EXERCISE DESCRIPTION | Your task is to locate every line holding the string "fuegos" and to copy each of them.

Start

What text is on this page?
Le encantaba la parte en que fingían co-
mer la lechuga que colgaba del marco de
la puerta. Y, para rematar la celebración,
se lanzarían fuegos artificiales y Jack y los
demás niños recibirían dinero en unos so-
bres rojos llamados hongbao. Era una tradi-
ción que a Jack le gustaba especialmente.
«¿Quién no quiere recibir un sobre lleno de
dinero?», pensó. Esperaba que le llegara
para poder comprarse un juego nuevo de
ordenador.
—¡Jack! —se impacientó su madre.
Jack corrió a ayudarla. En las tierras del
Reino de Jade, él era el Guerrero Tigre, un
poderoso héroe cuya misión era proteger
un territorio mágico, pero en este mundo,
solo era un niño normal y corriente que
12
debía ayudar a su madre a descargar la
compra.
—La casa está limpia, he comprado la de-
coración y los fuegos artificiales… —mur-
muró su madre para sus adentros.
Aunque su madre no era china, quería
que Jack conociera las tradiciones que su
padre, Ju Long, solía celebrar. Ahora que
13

End

THE COMPLETED TASK |
se lanzarían fuegos artificiales y Jack y los
coración y los fuegos artificiales… —mur-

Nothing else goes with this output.